======== Raw records

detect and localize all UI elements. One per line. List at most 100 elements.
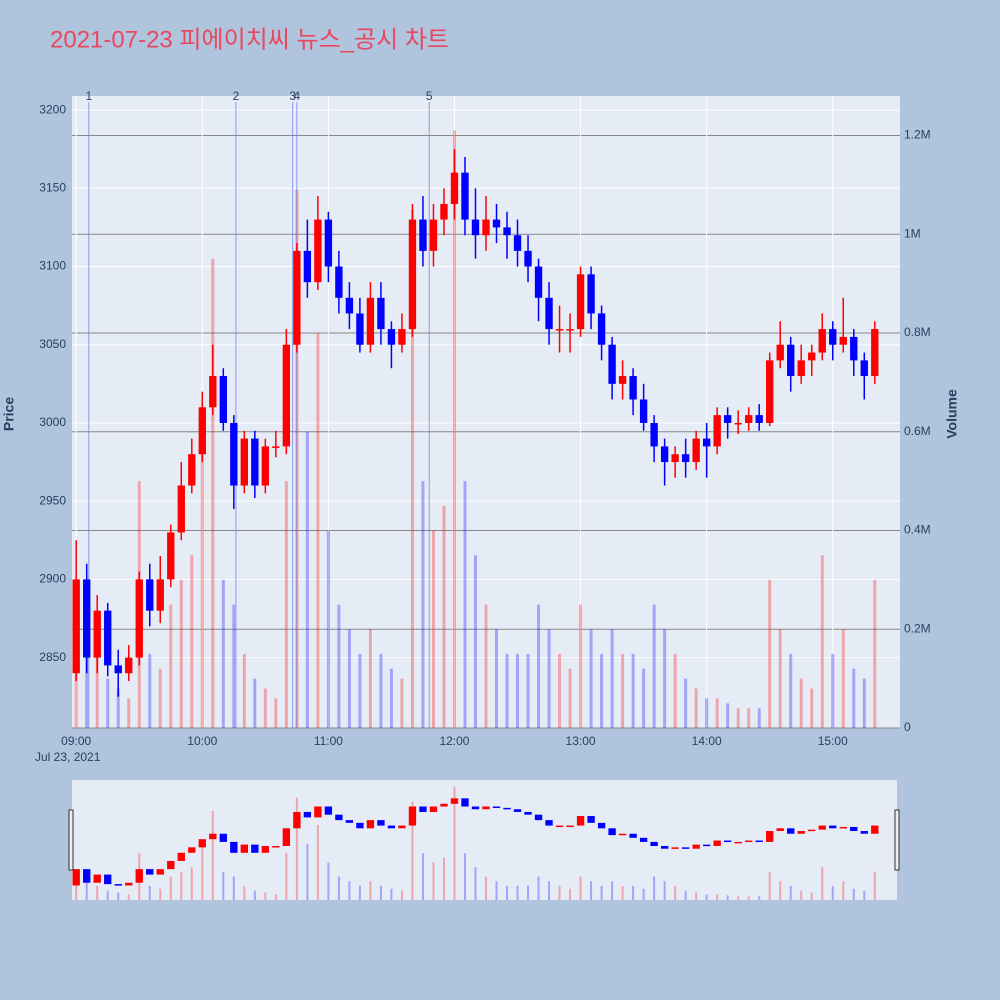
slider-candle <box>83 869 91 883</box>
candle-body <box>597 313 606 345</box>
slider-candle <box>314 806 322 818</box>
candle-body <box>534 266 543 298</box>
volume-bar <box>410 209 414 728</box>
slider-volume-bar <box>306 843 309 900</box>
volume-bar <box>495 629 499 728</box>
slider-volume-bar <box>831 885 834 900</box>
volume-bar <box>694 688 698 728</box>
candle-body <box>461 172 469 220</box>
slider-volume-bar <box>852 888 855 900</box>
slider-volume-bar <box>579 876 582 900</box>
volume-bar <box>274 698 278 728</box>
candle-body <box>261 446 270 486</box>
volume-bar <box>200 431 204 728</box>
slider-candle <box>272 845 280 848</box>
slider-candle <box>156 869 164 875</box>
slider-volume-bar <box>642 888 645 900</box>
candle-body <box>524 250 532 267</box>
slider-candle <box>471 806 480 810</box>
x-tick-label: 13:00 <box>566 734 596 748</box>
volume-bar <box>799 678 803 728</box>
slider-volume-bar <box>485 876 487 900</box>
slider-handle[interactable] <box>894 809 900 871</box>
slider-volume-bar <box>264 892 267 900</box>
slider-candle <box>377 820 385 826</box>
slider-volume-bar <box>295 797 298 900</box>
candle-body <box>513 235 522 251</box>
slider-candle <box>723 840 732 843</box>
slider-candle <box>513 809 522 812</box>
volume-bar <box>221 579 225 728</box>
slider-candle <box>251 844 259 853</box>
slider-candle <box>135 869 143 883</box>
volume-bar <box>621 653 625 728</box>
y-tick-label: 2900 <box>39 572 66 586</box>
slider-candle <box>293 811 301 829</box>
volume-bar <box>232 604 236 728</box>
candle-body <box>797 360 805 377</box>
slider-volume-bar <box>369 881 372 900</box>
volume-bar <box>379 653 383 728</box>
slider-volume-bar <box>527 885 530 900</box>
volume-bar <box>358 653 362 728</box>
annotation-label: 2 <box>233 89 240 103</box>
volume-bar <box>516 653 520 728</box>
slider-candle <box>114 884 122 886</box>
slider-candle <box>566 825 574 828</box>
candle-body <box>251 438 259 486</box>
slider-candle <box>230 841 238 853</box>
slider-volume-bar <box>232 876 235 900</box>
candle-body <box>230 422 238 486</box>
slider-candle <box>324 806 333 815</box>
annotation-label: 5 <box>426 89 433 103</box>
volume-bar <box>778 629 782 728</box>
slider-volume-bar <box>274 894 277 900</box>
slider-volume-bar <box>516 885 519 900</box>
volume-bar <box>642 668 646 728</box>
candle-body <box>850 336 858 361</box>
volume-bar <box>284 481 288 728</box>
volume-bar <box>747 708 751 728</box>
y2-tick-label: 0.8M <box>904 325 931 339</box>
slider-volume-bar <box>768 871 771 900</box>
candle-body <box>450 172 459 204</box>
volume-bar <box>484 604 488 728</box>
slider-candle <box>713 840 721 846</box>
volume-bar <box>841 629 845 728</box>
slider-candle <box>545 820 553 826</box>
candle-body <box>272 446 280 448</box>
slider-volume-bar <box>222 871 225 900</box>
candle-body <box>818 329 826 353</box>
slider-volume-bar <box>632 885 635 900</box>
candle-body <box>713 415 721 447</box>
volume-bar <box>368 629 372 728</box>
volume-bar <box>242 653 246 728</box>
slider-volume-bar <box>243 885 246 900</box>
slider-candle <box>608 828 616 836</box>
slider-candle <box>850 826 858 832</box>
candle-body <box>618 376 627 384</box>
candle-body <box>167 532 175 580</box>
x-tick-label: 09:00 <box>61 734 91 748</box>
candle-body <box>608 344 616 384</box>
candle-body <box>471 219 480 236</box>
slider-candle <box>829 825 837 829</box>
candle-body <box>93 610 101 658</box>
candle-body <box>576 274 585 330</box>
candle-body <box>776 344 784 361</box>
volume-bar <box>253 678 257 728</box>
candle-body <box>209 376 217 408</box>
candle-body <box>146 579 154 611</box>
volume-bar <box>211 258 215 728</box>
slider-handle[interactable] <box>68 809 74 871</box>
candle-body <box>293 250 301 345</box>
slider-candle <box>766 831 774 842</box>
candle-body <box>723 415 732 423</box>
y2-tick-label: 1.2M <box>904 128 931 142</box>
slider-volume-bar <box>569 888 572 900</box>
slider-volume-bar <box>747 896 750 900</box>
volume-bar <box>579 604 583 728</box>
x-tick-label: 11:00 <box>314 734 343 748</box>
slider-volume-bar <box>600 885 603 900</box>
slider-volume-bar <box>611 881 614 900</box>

================
======== Raw records

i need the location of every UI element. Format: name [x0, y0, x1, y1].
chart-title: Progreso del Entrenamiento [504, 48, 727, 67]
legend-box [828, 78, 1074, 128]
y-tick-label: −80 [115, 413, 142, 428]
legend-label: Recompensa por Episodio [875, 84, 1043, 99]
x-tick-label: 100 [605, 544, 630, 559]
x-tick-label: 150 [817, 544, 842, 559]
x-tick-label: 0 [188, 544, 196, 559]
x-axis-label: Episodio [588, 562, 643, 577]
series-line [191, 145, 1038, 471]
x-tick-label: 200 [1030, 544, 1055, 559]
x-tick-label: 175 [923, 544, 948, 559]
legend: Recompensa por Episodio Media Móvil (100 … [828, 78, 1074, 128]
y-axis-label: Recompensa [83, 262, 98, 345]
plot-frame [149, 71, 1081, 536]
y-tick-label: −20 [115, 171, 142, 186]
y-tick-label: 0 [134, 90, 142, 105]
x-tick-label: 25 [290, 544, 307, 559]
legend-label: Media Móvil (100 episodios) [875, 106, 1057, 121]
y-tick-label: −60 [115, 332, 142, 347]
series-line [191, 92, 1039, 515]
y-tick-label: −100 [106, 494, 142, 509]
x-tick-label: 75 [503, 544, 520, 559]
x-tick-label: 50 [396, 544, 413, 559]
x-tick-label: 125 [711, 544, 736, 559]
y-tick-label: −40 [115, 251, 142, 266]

================

*Challenge*
Lay out the data from the line containing "i need the location" through the line containing "x-tick-label: 25 [290, 544, 307, 559]" as a Markdown table with the columns Row and Data line, numbering each row and skipping any blank lines.

*Task solution*
| Row | Data line |
|---|---|
| 1 | i need the location of every UI element. Format: name [x0, y0, x1, y1]. |
| 2 | chart-title: Progreso del Entrenamiento [504, 48, 727, 67] |
| 3 | legend-box [828, 78, 1074, 128] |
| 4 | y-tick-label: −80 [115, 413, 142, 428] |
| 5 | legend-label: Recompensa por Episodio [875, 84, 1043, 99] |
| 6 | x-tick-label: 100 [605, 544, 630, 559] |
| 7 | x-tick-label: 150 [817, 544, 842, 559] |
| 8 | x-tick-label: 0 [188, 544, 196, 559] |
| 9 | x-axis-label: Episodio [588, 562, 643, 577] |
| 10 | series-line [191, 145, 1038, 471] |
| 11 | x-tick-label: 200 [1030, 544, 1055, 559] |
| 12 | x-tick-label: 175 [923, 544, 948, 559] |
| 13 | legend: Recompensa por Episodio Media Móvil (100 … [828, 78, 1074, 128] |
| 14 | y-axis-label: Recompensa [83, 262, 98, 345] |
| 15 | plot-frame [149, 71, 1081, 536] |
| 16 | y-tick-label: −20 [115, 171, 142, 186] |
| 17 | y-tick-label: 0 [134, 90, 142, 105] |
| 18 | x-tick-label: 25 [290, 544, 307, 559] |